Task item - Show all lines below holding the string "title".

Given data -
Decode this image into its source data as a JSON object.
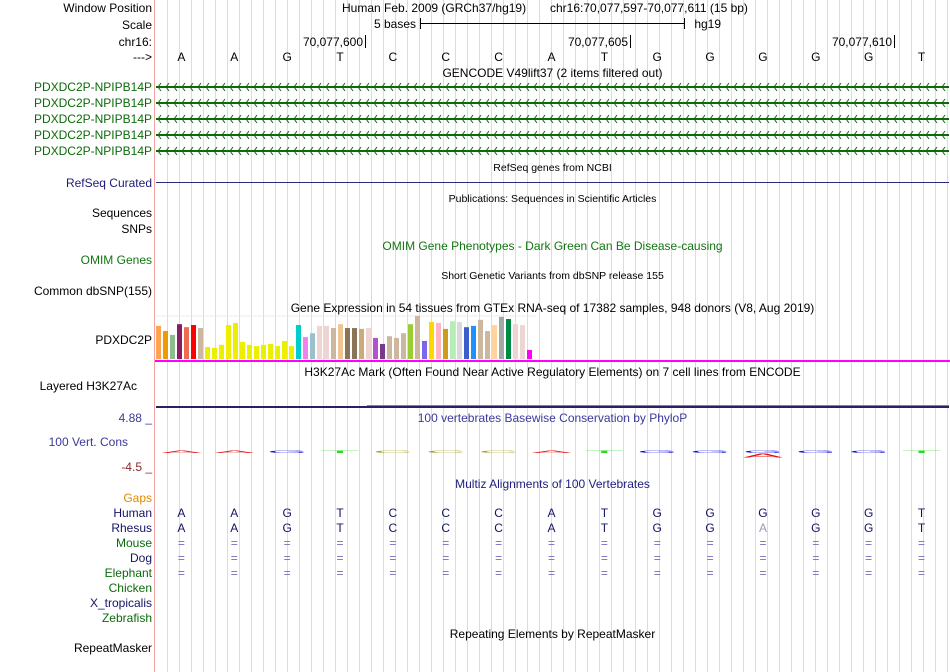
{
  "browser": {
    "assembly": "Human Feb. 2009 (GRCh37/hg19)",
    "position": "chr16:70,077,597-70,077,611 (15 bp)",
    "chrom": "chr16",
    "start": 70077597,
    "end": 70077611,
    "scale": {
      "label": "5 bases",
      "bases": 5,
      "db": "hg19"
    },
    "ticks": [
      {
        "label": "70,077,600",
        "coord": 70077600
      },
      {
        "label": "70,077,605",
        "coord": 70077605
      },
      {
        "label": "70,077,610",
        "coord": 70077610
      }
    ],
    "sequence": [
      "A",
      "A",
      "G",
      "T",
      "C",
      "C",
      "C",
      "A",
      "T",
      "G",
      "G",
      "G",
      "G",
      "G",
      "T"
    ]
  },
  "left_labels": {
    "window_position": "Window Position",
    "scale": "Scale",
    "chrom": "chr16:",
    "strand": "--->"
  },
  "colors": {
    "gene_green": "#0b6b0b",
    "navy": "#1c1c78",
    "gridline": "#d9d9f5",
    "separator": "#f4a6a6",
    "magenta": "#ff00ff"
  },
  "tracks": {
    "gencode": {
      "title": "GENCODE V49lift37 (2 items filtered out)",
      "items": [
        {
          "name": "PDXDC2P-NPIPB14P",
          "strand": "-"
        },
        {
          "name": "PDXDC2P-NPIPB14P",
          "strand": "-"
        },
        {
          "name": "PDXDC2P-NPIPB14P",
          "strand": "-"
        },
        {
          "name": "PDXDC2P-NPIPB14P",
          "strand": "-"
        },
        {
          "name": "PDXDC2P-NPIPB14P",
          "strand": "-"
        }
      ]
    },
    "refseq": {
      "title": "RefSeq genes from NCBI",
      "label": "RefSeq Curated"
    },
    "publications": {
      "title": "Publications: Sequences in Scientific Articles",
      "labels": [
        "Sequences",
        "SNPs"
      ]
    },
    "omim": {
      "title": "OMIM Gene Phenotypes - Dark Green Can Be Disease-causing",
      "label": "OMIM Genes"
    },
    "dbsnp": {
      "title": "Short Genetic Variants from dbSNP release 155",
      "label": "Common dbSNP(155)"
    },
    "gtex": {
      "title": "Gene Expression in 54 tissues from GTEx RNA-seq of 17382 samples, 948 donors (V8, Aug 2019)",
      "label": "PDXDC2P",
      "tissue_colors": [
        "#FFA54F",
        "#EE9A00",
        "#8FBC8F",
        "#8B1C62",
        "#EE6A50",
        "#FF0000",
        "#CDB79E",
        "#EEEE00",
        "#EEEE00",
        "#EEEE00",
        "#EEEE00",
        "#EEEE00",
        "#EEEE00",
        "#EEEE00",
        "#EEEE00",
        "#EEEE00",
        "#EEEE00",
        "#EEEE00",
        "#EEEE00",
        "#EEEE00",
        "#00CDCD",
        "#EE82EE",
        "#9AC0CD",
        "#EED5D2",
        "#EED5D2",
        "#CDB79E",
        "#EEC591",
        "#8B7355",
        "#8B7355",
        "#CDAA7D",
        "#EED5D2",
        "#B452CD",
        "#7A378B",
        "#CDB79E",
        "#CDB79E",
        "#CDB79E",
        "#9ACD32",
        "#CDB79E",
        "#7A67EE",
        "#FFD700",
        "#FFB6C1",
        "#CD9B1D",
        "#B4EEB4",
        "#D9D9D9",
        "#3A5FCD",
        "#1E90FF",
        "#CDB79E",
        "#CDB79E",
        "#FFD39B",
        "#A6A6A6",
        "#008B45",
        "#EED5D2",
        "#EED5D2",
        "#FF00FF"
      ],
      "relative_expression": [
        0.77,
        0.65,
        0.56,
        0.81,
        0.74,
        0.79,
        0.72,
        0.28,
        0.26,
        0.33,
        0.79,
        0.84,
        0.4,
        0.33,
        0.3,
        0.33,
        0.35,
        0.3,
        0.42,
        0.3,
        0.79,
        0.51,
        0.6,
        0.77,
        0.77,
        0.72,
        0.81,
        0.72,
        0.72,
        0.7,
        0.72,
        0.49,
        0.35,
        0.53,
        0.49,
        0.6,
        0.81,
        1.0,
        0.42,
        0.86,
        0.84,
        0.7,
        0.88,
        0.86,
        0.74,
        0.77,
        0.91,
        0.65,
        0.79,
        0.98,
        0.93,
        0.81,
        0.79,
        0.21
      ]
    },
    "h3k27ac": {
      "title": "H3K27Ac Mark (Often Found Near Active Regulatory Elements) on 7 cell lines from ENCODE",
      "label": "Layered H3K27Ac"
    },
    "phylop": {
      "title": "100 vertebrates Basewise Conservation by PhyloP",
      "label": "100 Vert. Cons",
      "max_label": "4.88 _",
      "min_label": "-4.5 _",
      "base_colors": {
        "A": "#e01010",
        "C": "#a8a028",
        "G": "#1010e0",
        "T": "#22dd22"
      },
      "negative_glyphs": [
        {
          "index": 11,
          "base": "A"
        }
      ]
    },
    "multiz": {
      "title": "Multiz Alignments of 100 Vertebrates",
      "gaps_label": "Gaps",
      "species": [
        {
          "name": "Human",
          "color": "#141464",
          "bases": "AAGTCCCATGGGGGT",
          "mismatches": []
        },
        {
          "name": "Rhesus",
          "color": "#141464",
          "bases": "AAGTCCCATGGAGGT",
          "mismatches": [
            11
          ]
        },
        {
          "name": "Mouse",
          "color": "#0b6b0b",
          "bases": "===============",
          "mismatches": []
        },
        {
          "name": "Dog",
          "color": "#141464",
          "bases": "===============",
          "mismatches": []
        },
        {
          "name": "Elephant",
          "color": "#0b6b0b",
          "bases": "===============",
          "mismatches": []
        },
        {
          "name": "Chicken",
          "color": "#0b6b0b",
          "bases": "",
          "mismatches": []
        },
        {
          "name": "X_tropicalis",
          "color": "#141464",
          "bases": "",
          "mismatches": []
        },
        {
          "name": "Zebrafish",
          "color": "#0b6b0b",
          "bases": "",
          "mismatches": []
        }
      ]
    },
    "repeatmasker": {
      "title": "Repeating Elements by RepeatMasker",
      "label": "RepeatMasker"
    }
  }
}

--

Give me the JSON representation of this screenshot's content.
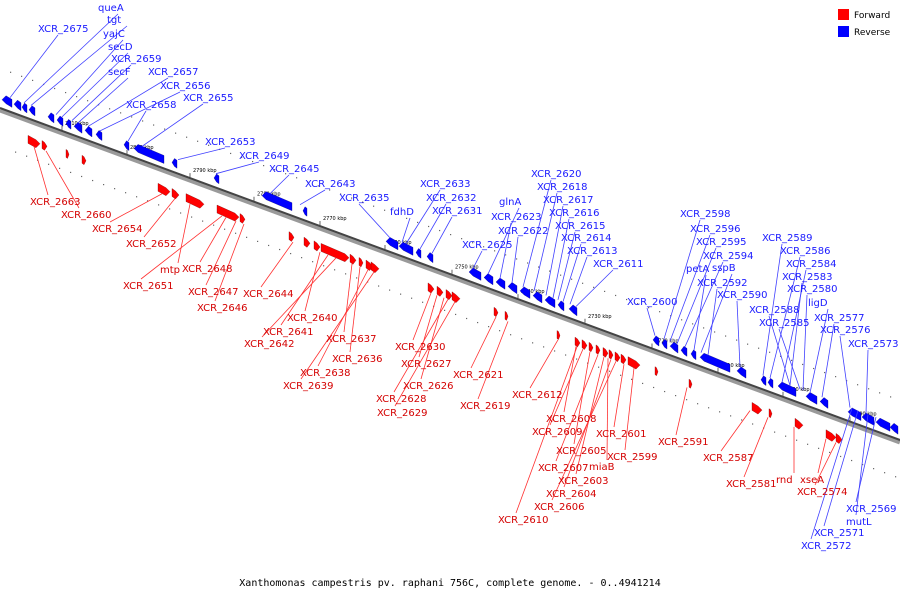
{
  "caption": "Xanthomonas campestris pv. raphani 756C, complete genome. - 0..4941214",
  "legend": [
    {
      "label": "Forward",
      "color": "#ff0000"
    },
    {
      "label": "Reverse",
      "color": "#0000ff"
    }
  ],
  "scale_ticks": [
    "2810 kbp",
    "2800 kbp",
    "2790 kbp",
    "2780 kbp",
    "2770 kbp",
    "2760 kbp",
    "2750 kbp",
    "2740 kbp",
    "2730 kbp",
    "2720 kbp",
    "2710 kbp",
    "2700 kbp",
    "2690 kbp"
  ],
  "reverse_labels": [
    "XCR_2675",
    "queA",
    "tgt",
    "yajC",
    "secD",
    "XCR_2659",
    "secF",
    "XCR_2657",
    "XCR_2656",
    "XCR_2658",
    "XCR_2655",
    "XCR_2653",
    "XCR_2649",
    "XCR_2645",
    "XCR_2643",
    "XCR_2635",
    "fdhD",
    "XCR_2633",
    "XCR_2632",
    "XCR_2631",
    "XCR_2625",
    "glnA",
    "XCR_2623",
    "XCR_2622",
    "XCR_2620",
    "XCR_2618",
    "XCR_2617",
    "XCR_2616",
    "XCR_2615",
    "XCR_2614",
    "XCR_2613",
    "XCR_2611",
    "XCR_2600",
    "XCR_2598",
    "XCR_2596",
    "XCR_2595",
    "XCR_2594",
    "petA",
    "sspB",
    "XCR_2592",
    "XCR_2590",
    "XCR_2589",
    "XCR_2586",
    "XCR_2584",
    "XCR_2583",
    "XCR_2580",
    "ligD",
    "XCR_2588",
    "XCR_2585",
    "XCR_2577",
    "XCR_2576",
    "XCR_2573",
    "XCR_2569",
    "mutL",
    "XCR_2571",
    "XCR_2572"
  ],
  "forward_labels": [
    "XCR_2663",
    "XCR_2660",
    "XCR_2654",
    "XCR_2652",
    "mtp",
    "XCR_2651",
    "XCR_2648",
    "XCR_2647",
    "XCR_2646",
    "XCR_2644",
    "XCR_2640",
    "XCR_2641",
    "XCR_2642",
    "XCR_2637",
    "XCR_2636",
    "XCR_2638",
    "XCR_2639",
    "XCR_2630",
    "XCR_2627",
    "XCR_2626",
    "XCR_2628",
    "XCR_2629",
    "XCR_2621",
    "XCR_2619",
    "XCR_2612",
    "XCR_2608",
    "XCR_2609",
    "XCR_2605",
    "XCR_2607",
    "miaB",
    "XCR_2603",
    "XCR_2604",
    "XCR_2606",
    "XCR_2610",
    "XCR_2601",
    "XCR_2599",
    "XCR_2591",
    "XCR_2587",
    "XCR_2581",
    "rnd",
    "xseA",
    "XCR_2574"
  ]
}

Your solution -
      "title": "GENCODE V49lift37 (2 items filtered out)",
      "title": "RefSeq genes from NCBI",
      "title": "Publications: Sequences in Scientific Articles",
      "title": "OMIM Gene Phenotypes - Dark Green Can Be Disease-causing",
      "title": "Short Genetic Variants from dbSNP release 155",
      "title": "Gene Expression in 54 tissues from GTEx RNA-seq of 17382 samples, 948 donors (V8, Aug 2019)",
      "title": "H3K27Ac Mark (Often Found Near Active Regulatory Elements) on 7 cell lines from ENCODE",
      "title": "100 vertebrates Basewise Conservation by PhyloP",
      "title": "Multiz Alignments of 100 Vertebrates",
      "title": "Repeating Elements by RepeatMasker",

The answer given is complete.